(Figure dataset records)
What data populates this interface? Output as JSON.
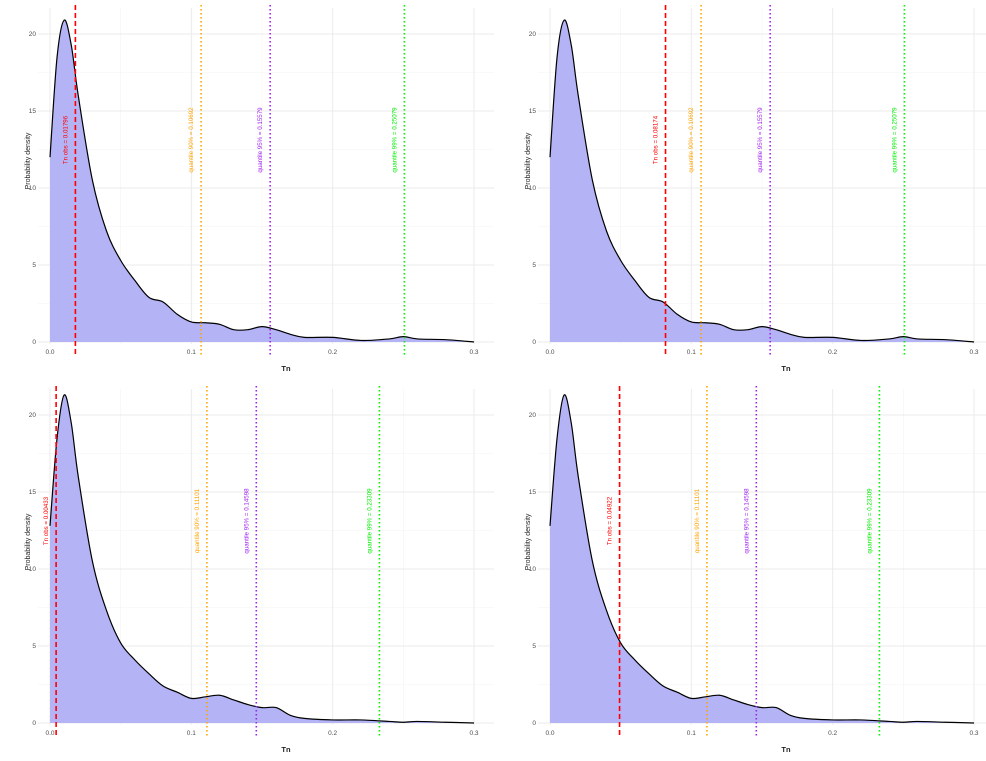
{
  "colors": {
    "fill": "#b3b3f6",
    "outline": "#000000",
    "tn_obs": "#ff0000",
    "q90": "#ffa500",
    "q95": "#a020f0",
    "q99": "#00ee00",
    "grid": "#ebebeb"
  },
  "chart_data": [
    {
      "type": "area",
      "xlabel": "Tn",
      "ylabel": "Probability density",
      "xlim": [
        0.0,
        0.3
      ],
      "ylim": [
        0,
        21
      ],
      "xticks": [
        "0.0",
        "0.1",
        "0.2",
        "0.3"
      ],
      "yticks": [
        "0",
        "5",
        "10",
        "15",
        "20"
      ],
      "grid": true,
      "density": {
        "x": [
          0.0,
          0.005,
          0.01,
          0.015,
          0.02,
          0.03,
          0.04,
          0.05,
          0.06,
          0.07,
          0.08,
          0.09,
          0.1,
          0.11,
          0.12,
          0.13,
          0.14,
          0.15,
          0.16,
          0.17,
          0.18,
          0.2,
          0.22,
          0.24,
          0.25,
          0.26,
          0.28,
          0.3
        ],
        "y": [
          12.0,
          18.5,
          20.9,
          19.3,
          16.0,
          10.5,
          7.2,
          5.3,
          4.0,
          2.9,
          2.6,
          1.8,
          1.3,
          1.25,
          1.15,
          0.8,
          0.8,
          1.0,
          0.8,
          0.5,
          0.3,
          0.3,
          0.1,
          0.2,
          0.35,
          0.2,
          0.15,
          0.0
        ]
      },
      "vlines": [
        {
          "x": 0.01796,
          "label": "Tn obs = 0.01796",
          "kind": "tn_obs"
        },
        {
          "x": 0.10692,
          "label": "quantile 90% = 0.10692",
          "kind": "q90"
        },
        {
          "x": 0.15579,
          "label": "quantile 95% = 0.15579",
          "kind": "q95"
        },
        {
          "x": 0.25079,
          "label": "quantile 99% = 0.25079",
          "kind": "q99"
        }
      ]
    },
    {
      "type": "area",
      "xlabel": "Tn",
      "ylabel": "Probability density",
      "xlim": [
        0.0,
        0.3
      ],
      "ylim": [
        0,
        21
      ],
      "xticks": [
        "0.0",
        "0.1",
        "0.2",
        "0.3"
      ],
      "yticks": [
        "0",
        "5",
        "10",
        "15",
        "20"
      ],
      "grid": true,
      "density": {
        "x": [
          0.0,
          0.005,
          0.01,
          0.015,
          0.02,
          0.03,
          0.04,
          0.05,
          0.06,
          0.07,
          0.08,
          0.09,
          0.1,
          0.11,
          0.12,
          0.13,
          0.14,
          0.15,
          0.16,
          0.17,
          0.18,
          0.2,
          0.22,
          0.24,
          0.25,
          0.26,
          0.28,
          0.3
        ],
        "y": [
          12.0,
          18.5,
          20.9,
          19.3,
          16.0,
          10.5,
          7.2,
          5.3,
          4.0,
          2.9,
          2.6,
          1.8,
          1.3,
          1.25,
          1.15,
          0.8,
          0.8,
          1.0,
          0.8,
          0.5,
          0.3,
          0.3,
          0.1,
          0.2,
          0.35,
          0.2,
          0.15,
          0.0
        ]
      },
      "vlines": [
        {
          "x": 0.08174,
          "label": "Tn obs = 0.08174",
          "kind": "tn_obs"
        },
        {
          "x": 0.10692,
          "label": "quantile 90% = 0.10692",
          "kind": "q90"
        },
        {
          "x": 0.15579,
          "label": "quantile 95% = 0.15579",
          "kind": "q95"
        },
        {
          "x": 0.25079,
          "label": "quantile 99% = 0.25079",
          "kind": "q99"
        }
      ]
    },
    {
      "type": "area",
      "xlabel": "Tn",
      "ylabel": "Probability density",
      "xlim": [
        0.0,
        0.3
      ],
      "ylim": [
        0,
        21
      ],
      "xticks": [
        "0.0",
        "0.1",
        "0.2",
        "0.3"
      ],
      "yticks": [
        "0",
        "5",
        "10",
        "15",
        "20"
      ],
      "grid": true,
      "density": {
        "x": [
          0.0,
          0.005,
          0.01,
          0.015,
          0.02,
          0.03,
          0.04,
          0.05,
          0.06,
          0.07,
          0.08,
          0.09,
          0.1,
          0.11,
          0.12,
          0.13,
          0.14,
          0.15,
          0.16,
          0.17,
          0.18,
          0.2,
          0.22,
          0.24,
          0.25,
          0.26,
          0.28,
          0.3
        ],
        "y": [
          12.8,
          18.5,
          21.3,
          19.5,
          16.0,
          10.5,
          7.3,
          5.2,
          4.1,
          3.2,
          2.4,
          2.0,
          1.6,
          1.7,
          1.8,
          1.5,
          1.2,
          1.0,
          1.0,
          0.5,
          0.3,
          0.2,
          0.2,
          0.1,
          0.05,
          0.1,
          0.05,
          0.0
        ]
      },
      "vlines": [
        {
          "x": 0.00433,
          "label": "Tn obs = 0.00433",
          "kind": "tn_obs"
        },
        {
          "x": 0.11101,
          "label": "quantile 90% = 0.11101",
          "kind": "q90"
        },
        {
          "x": 0.14598,
          "label": "quantile 95% = 0.14598",
          "kind": "q95"
        },
        {
          "x": 0.23309,
          "label": "quantile 99% = 0.23309",
          "kind": "q99"
        }
      ]
    },
    {
      "type": "area",
      "xlabel": "Tn",
      "ylabel": "Probability density",
      "xlim": [
        0.0,
        0.3
      ],
      "ylim": [
        0,
        21
      ],
      "xticks": [
        "0.0",
        "0.1",
        "0.2",
        "0.3"
      ],
      "yticks": [
        "0",
        "5",
        "10",
        "15",
        "20"
      ],
      "grid": true,
      "density": {
        "x": [
          0.0,
          0.005,
          0.01,
          0.015,
          0.02,
          0.03,
          0.04,
          0.05,
          0.06,
          0.07,
          0.08,
          0.09,
          0.1,
          0.11,
          0.12,
          0.13,
          0.14,
          0.15,
          0.16,
          0.17,
          0.18,
          0.2,
          0.22,
          0.24,
          0.25,
          0.26,
          0.28,
          0.3
        ],
        "y": [
          12.8,
          18.5,
          21.3,
          19.5,
          16.0,
          10.5,
          7.3,
          5.2,
          4.1,
          3.2,
          2.4,
          2.0,
          1.6,
          1.7,
          1.8,
          1.5,
          1.2,
          1.0,
          1.0,
          0.5,
          0.3,
          0.2,
          0.2,
          0.1,
          0.05,
          0.1,
          0.05,
          0.0
        ]
      },
      "vlines": [
        {
          "x": 0.04922,
          "label": "Tn obs = 0.04922",
          "kind": "tn_obs"
        },
        {
          "x": 0.11101,
          "label": "quantile 90% = 0.11101",
          "kind": "q90"
        },
        {
          "x": 0.14598,
          "label": "quantile 95% = 0.14598",
          "kind": "q95"
        },
        {
          "x": 0.23309,
          "label": "quantile 99% = 0.23309",
          "kind": "q99"
        }
      ]
    }
  ]
}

EXERCISE REQUIREMENTS:
Omit the pictures and output all of the other material exactly.

WRITTEN RESPONSE:
What data populates this interface? Output as JSON.
{
  "colors": {
    "fill": "#b3b3f6",
    "outline": "#000000",
    "tn_obs": "#ff0000",
    "q90": "#ffa500",
    "q95": "#a020f0",
    "q99": "#00ee00",
    "grid": "#ebebeb"
  },
  "chart_data": [
    {
      "type": "area",
      "xlabel": "Tn",
      "ylabel": "Probability density",
      "xlim": [
        0.0,
        0.3
      ],
      "ylim": [
        0,
        21
      ],
      "xticks": [
        "0.0",
        "0.1",
        "0.2",
        "0.3"
      ],
      "yticks": [
        "0",
        "5",
        "10",
        "15",
        "20"
      ],
      "grid": true,
      "density": {
        "x": [
          0.0,
          0.005,
          0.01,
          0.015,
          0.02,
          0.03,
          0.04,
          0.05,
          0.06,
          0.07,
          0.08,
          0.09,
          0.1,
          0.11,
          0.12,
          0.13,
          0.14,
          0.15,
          0.16,
          0.17,
          0.18,
          0.2,
          0.22,
          0.24,
          0.25,
          0.26,
          0.28,
          0.3
        ],
        "y": [
          12.0,
          18.5,
          20.9,
          19.3,
          16.0,
          10.5,
          7.2,
          5.3,
          4.0,
          2.9,
          2.6,
          1.8,
          1.3,
          1.25,
          1.15,
          0.8,
          0.8,
          1.0,
          0.8,
          0.5,
          0.3,
          0.3,
          0.1,
          0.2,
          0.35,
          0.2,
          0.15,
          0.0
        ]
      },
      "vlines": [
        {
          "x": 0.01796,
          "label": "Tn obs = 0.01796",
          "kind": "tn_obs"
        },
        {
          "x": 0.10692,
          "label": "quantile 90% = 0.10692",
          "kind": "q90"
        },
        {
          "x": 0.15579,
          "label": "quantile 95% = 0.15579",
          "kind": "q95"
        },
        {
          "x": 0.25079,
          "label": "quantile 99% = 0.25079",
          "kind": "q99"
        }
      ]
    },
    {
      "type": "area",
      "xlabel": "Tn",
      "ylabel": "Probability density",
      "xlim": [
        0.0,
        0.3
      ],
      "ylim": [
        0,
        21
      ],
      "xticks": [
        "0.0",
        "0.1",
        "0.2",
        "0.3"
      ],
      "yticks": [
        "0",
        "5",
        "10",
        "15",
        "20"
      ],
      "grid": true,
      "density": {
        "x": [
          0.0,
          0.005,
          0.01,
          0.015,
          0.02,
          0.03,
          0.04,
          0.05,
          0.06,
          0.07,
          0.08,
          0.09,
          0.1,
          0.11,
          0.12,
          0.13,
          0.14,
          0.15,
          0.16,
          0.17,
          0.18,
          0.2,
          0.22,
          0.24,
          0.25,
          0.26,
          0.28,
          0.3
        ],
        "y": [
          12.0,
          18.5,
          20.9,
          19.3,
          16.0,
          10.5,
          7.2,
          5.3,
          4.0,
          2.9,
          2.6,
          1.8,
          1.3,
          1.25,
          1.15,
          0.8,
          0.8,
          1.0,
          0.8,
          0.5,
          0.3,
          0.3,
          0.1,
          0.2,
          0.35,
          0.2,
          0.15,
          0.0
        ]
      },
      "vlines": [
        {
          "x": 0.08174,
          "label": "Tn obs = 0.08174",
          "kind": "tn_obs"
        },
        {
          "x": 0.10692,
          "label": "quantile 90% = 0.10692",
          "kind": "q90"
        },
        {
          "x": 0.15579,
          "label": "quantile 95% = 0.15579",
          "kind": "q95"
        },
        {
          "x": 0.25079,
          "label": "quantile 99% = 0.25079",
          "kind": "q99"
        }
      ]
    },
    {
      "type": "area",
      "xlabel": "Tn",
      "ylabel": "Probability density",
      "xlim": [
        0.0,
        0.3
      ],
      "ylim": [
        0,
        21
      ],
      "xticks": [
        "0.0",
        "0.1",
        "0.2",
        "0.3"
      ],
      "yticks": [
        "0",
        "5",
        "10",
        "15",
        "20"
      ],
      "grid": true,
      "density": {
        "x": [
          0.0,
          0.005,
          0.01,
          0.015,
          0.02,
          0.03,
          0.04,
          0.05,
          0.06,
          0.07,
          0.08,
          0.09,
          0.1,
          0.11,
          0.12,
          0.13,
          0.14,
          0.15,
          0.16,
          0.17,
          0.18,
          0.2,
          0.22,
          0.24,
          0.25,
          0.26,
          0.28,
          0.3
        ],
        "y": [
          12.8,
          18.5,
          21.3,
          19.5,
          16.0,
          10.5,
          7.3,
          5.2,
          4.1,
          3.2,
          2.4,
          2.0,
          1.6,
          1.7,
          1.8,
          1.5,
          1.2,
          1.0,
          1.0,
          0.5,
          0.3,
          0.2,
          0.2,
          0.1,
          0.05,
          0.1,
          0.05,
          0.0
        ]
      },
      "vlines": [
        {
          "x": 0.00433,
          "label": "Tn obs = 0.00433",
          "kind": "tn_obs"
        },
        {
          "x": 0.11101,
          "label": "quantile 90% = 0.11101",
          "kind": "q90"
        },
        {
          "x": 0.14598,
          "label": "quantile 95% = 0.14598",
          "kind": "q95"
        },
        {
          "x": 0.23309,
          "label": "quantile 99% = 0.23309",
          "kind": "q99"
        }
      ]
    },
    {
      "type": "area",
      "xlabel": "Tn",
      "ylabel": "Probability density",
      "xlim": [
        0.0,
        0.3
      ],
      "ylim": [
        0,
        21
      ],
      "xticks": [
        "0.0",
        "0.1",
        "0.2",
        "0.3"
      ],
      "yticks": [
        "0",
        "5",
        "10",
        "15",
        "20"
      ],
      "grid": true,
      "density": {
        "x": [
          0.0,
          0.005,
          0.01,
          0.015,
          0.02,
          0.03,
          0.04,
          0.05,
          0.06,
          0.07,
          0.08,
          0.09,
          0.1,
          0.11,
          0.12,
          0.13,
          0.14,
          0.15,
          0.16,
          0.17,
          0.18,
          0.2,
          0.22,
          0.24,
          0.25,
          0.26,
          0.28,
          0.3
        ],
        "y": [
          12.8,
          18.5,
          21.3,
          19.5,
          16.0,
          10.5,
          7.3,
          5.2,
          4.1,
          3.2,
          2.4,
          2.0,
          1.6,
          1.7,
          1.8,
          1.5,
          1.2,
          1.0,
          1.0,
          0.5,
          0.3,
          0.2,
          0.2,
          0.1,
          0.05,
          0.1,
          0.05,
          0.0
        ]
      },
      "vlines": [
        {
          "x": 0.04922,
          "label": "Tn obs = 0.04922",
          "kind": "tn_obs"
        },
        {
          "x": 0.11101,
          "label": "quantile 90% = 0.11101",
          "kind": "q90"
        },
        {
          "x": 0.14598,
          "label": "quantile 95% = 0.14598",
          "kind": "q95"
        },
        {
          "x": 0.23309,
          "label": "quantile 99% = 0.23309",
          "kind": "q99"
        }
      ]
    }
  ]
}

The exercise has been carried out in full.